**MATERIAL PROVIDED**
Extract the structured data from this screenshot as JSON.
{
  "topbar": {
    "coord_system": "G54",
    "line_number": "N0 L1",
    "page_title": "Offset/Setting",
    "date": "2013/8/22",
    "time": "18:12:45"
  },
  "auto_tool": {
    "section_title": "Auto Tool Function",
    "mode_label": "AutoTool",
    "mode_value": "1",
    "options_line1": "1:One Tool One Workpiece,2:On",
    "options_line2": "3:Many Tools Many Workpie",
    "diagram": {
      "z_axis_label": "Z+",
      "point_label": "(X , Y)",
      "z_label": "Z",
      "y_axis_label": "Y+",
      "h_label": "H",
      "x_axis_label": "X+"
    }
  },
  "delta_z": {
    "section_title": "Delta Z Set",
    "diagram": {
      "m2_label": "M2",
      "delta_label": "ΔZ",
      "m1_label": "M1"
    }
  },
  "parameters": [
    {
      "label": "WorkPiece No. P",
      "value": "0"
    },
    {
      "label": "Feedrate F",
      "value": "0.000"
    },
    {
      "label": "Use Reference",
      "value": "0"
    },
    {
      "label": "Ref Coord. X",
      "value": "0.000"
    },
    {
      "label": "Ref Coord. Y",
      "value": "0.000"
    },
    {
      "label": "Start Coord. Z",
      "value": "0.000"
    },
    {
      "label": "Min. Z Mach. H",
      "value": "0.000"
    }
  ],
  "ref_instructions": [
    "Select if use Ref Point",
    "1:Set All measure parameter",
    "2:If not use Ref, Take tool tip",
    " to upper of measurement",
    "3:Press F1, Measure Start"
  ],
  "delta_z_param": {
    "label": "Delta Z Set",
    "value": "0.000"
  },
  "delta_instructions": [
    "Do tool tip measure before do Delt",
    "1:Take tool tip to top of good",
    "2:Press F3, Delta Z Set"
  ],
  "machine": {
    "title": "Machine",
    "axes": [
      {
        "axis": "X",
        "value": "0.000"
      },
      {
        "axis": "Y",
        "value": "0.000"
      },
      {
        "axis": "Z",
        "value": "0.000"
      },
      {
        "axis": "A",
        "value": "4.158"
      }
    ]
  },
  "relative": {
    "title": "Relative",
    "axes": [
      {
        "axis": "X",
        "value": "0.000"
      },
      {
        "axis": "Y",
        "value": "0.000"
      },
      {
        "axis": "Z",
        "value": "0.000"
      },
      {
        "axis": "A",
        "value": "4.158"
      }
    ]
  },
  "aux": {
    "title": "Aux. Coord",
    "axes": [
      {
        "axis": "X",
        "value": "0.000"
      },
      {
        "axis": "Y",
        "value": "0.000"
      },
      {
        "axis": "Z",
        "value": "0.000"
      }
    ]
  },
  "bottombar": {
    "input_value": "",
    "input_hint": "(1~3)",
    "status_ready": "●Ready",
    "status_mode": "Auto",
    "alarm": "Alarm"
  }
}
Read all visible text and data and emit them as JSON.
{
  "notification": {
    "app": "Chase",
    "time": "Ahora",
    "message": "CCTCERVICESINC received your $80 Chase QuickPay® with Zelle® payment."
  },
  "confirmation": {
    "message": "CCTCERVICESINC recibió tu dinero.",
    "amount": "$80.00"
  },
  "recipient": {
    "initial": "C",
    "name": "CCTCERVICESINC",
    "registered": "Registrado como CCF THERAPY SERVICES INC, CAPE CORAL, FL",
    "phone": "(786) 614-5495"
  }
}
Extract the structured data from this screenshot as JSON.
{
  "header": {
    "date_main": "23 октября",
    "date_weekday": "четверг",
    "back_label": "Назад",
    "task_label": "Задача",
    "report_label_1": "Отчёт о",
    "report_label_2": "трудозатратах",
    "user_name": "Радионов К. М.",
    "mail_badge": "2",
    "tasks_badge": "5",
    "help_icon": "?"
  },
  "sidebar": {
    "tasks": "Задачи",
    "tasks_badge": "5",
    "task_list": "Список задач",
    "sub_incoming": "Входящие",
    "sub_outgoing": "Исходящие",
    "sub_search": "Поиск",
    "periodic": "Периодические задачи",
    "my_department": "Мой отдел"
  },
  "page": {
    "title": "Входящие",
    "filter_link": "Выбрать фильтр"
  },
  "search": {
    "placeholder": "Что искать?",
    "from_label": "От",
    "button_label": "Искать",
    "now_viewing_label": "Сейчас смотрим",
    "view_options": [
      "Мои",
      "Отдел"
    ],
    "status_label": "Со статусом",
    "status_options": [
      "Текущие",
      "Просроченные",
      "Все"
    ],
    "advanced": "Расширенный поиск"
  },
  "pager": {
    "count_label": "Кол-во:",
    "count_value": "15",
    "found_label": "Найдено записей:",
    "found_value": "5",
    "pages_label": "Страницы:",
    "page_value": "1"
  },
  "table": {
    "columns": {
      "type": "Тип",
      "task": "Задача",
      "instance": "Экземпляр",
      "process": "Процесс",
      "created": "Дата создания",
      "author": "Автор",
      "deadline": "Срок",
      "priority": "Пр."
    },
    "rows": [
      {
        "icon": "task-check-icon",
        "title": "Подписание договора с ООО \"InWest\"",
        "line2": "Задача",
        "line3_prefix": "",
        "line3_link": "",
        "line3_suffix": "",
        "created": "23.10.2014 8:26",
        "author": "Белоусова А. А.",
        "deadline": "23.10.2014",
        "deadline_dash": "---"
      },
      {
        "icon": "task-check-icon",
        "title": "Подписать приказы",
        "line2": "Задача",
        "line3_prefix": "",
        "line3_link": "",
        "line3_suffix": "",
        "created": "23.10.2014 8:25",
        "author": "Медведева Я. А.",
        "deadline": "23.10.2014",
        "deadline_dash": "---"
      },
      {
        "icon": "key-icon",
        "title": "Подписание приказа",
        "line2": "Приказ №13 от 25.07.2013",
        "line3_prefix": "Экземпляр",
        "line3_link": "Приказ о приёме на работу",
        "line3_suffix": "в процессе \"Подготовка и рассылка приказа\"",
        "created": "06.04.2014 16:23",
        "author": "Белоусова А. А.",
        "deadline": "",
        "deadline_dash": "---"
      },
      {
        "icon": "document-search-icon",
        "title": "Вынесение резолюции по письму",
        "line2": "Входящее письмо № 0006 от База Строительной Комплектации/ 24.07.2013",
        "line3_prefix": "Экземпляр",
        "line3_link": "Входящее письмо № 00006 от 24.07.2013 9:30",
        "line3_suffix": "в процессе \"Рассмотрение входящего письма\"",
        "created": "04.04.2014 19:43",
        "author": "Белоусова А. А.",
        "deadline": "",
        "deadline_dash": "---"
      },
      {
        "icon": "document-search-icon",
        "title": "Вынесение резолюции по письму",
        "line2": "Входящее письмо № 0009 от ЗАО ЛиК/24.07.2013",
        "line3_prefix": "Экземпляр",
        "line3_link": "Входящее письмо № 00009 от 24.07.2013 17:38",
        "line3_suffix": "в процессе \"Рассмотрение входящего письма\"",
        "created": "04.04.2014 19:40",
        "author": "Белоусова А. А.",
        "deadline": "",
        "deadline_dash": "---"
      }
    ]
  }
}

**REQUIRED WORK**
All entries must be repeated verbatim.

**RESULT**
Extract the structured data from this screenshot as JSON.
{
  "topbar": {
    "coord_system": "G54",
    "line_number": "N0 L1",
    "page_title": "Offset/Setting",
    "date": "2013/8/22",
    "time": "18:12:45"
  },
  "auto_tool": {
    "section_title": "Auto Tool Function",
    "mode_label": "AutoTool",
    "mode_value": "1",
    "options_line1": "1:One Tool One Workpiece,2:On",
    "options_line2": "3:Many Tools Many Workpie",
    "diagram": {
      "z_axis_label": "Z+",
      "point_label": "(X , Y)",
      "z_label": "Z",
      "y_axis_label": "Y+",
      "h_label": "H",
      "x_axis_label": "X+"
    }
  },
  "delta_z": {
    "section_title": "Delta Z Set",
    "diagram": {
      "m2_label": "M2",
      "delta_label": "ΔZ",
      "m1_label": "M1"
    }
  },
  "parameters": [
    {
      "label": "WorkPiece No. P",
      "value": "0"
    },
    {
      "label": "Feedrate F",
      "value": "0.000"
    },
    {
      "label": "Use Reference",
      "value": "0"
    },
    {
      "label": "Ref Coord. X",
      "value": "0.000"
    },
    {
      "label": "Ref Coord. Y",
      "value": "0.000"
    },
    {
      "label": "Start Coord. Z",
      "value": "0.000"
    },
    {
      "label": "Min. Z Mach. H",
      "value": "0.000"
    }
  ],
  "ref_instructions": [
    "Select if use Ref Point",
    "1:Set All measure parameter",
    "2:If not use Ref, Take tool tip",
    " to upper of measurement",
    "3:Press F1, Measure Start"
  ],
  "delta_z_param": {
    "label": "Delta Z Set",
    "value": "0.000"
  },
  "delta_instructions": [
    "Do tool tip measure before do Delt",
    "1:Take tool tip to top of good",
    "2:Press F3, Delta Z Set"
  ],
  "machine": {
    "title": "Machine",
    "axes": [
      {
        "axis": "X",
        "value": "0.000"
      },
      {
        "axis": "Y",
        "value": "0.000"
      },
      {
        "axis": "Z",
        "value": "0.000"
      },
      {
        "axis": "A",
        "value": "4.158"
      }
    ]
  },
  "relative": {
    "title": "Relative",
    "axes": [
      {
        "axis": "X",
        "value": "0.000"
      },
      {
        "axis": "Y",
        "value": "0.000"
      },
      {
        "axis": "Z",
        "value": "0.000"
      },
      {
        "axis": "A",
        "value": "4.158"
      }
    ]
  },
  "aux": {
    "title": "Aux. Coord",
    "axes": [
      {
        "axis": "X",
        "value": "0.000"
      },
      {
        "axis": "Y",
        "value": "0.000"
      },
      {
        "axis": "Z",
        "value": "0.000"
      }
    ]
  },
  "bottombar": {
    "input_value": "",
    "input_hint": "(1~3)",
    "status_ready": "●Ready",
    "status_mode": "Auto",
    "alarm": "Alarm"
  }
}
Read all visible text and data and emit them as JSON.
{
  "notification": {
    "app": "Chase",
    "time": "Ahora",
    "message": "CCTCERVICESINC received your $80 Chase QuickPay® with Zelle® payment."
  },
  "confirmation": {
    "message": "CCTCERVICESINC recibió tu dinero.",
    "amount": "$80.00"
  },
  "recipient": {
    "initial": "C",
    "name": "CCTCERVICESINC",
    "registered": "Registrado como CCF THERAPY SERVICES INC, CAPE CORAL, FL",
    "phone": "(786) 614-5495"
  }
}
Extract the structured data from this screenshot as JSON.
{
  "header": {
    "date_main": "23 октября",
    "date_weekday": "четверг",
    "back_label": "Назад",
    "task_label": "Задача",
    "report_label_1": "Отчёт о",
    "report_label_2": "трудозатратах",
    "user_name": "Радионов К. М.",
    "mail_badge": "2",
    "tasks_badge": "5",
    "help_icon": "?"
  },
  "sidebar": {
    "tasks": "Задачи",
    "tasks_badge": "5",
    "task_list": "Список задач",
    "sub_incoming": "Входящие",
    "sub_outgoing": "Исходящие",
    "sub_search": "Поиск",
    "periodic": "Периодические задачи",
    "my_department": "Мой отдел"
  },
  "page": {
    "title": "Входящие",
    "filter_link": "Выбрать фильтр"
  },
  "search": {
    "placeholder": "Что искать?",
    "from_label": "От",
    "button_label": "Искать",
    "now_viewing_label": "Сейчас смотрим",
    "view_options": [
      "Мои",
      "Отдел"
    ],
    "status_label": "Со статусом",
    "status_options": [
      "Текущие",
      "Просроченные",
      "Все"
    ],
    "advanced": "Расширенный поиск"
  },
  "pager": {
    "count_label": "Кол-во:",
    "count_value": "15",
    "found_label": "Найдено записей:",
    "found_value": "5",
    "pages_label": "Страницы:",
    "page_value": "1"
  },
  "table": {
    "columns": {
      "type": "Тип",
      "task": "Задача",
      "instance": "Экземпляр",
      "process": "Процесс",
      "created": "Дата создания",
      "author": "Автор",
      "deadline": "Срок",
      "priority": "Пр."
    },
    "rows": [
      {
        "icon": "task-check-icon",
        "title": "Подписание договора с ООО \"InWest\"",
        "line2": "Задача",
        "line3_prefix": "",
        "line3_link": "",
        "line3_suffix": "",
        "created": "23.10.2014 8:26",
        "author": "Белоусова А. А.",
        "deadline": "23.10.2014",
        "deadline_dash": "---"
      },
      {
        "icon": "task-check-icon",
        "title": "Подписать приказы",
        "line2": "Задача",
        "line3_prefix": "",
        "line3_link": "",
        "line3_suffix": "",
        "created": "23.10.2014 8:25",
        "author": "Медведева Я. А.",
        "deadline": "23.10.2014",
        "deadline_dash": "---"
      },
      {
        "icon": "key-icon",
        "title": "Подписание приказа",
        "line2": "Приказ №13 от 25.07.2013",
        "line3_prefix": "Экземпляр",
        "line3_link": "Приказ о приёме на работу",
        "line3_suffix": "в процессе \"Подготовка и рассылка приказа\"",
        "created": "06.04.2014 16:23",
        "author": "Белоусова А. А.",
        "deadline": "",
        "deadline_dash": "---"
      },
      {
        "icon": "document-search-icon",
        "title": "Вынесение резолюции по письму",
        "line2": "Входящее письмо № 0006 от База Строительной Комплектации/ 24.07.2013",
        "line3_prefix": "Экземпляр",
        "line3_link": "Входящее письмо № 00006 от 24.07.2013 9:30",
        "line3_suffix": "в процессе \"Рассмотрение входящего письма\"",
        "created": "04.04.2014 19:43",
        "author": "Белоусова А. А.",
        "deadline": "",
        "deadline_dash": "---"
      },
      {
        "icon": "document-search-icon",
        "title": "Вынесение резолюции по письму",
        "line2": "Входящее письмо № 0009 от ЗАО ЛиК/24.07.2013",
        "line3_prefix": "Экземпляр",
        "line3_link": "Входящее письмо № 00009 от 24.07.2013 17:38",
        "line3_suffix": "в процессе \"Рассмотрение входящего письма\"",
        "created": "04.04.2014 19:40",
        "author": "Белоусова А. А.",
        "deadline": "",
        "deadline_dash": "---"
      }
    ]
  }
}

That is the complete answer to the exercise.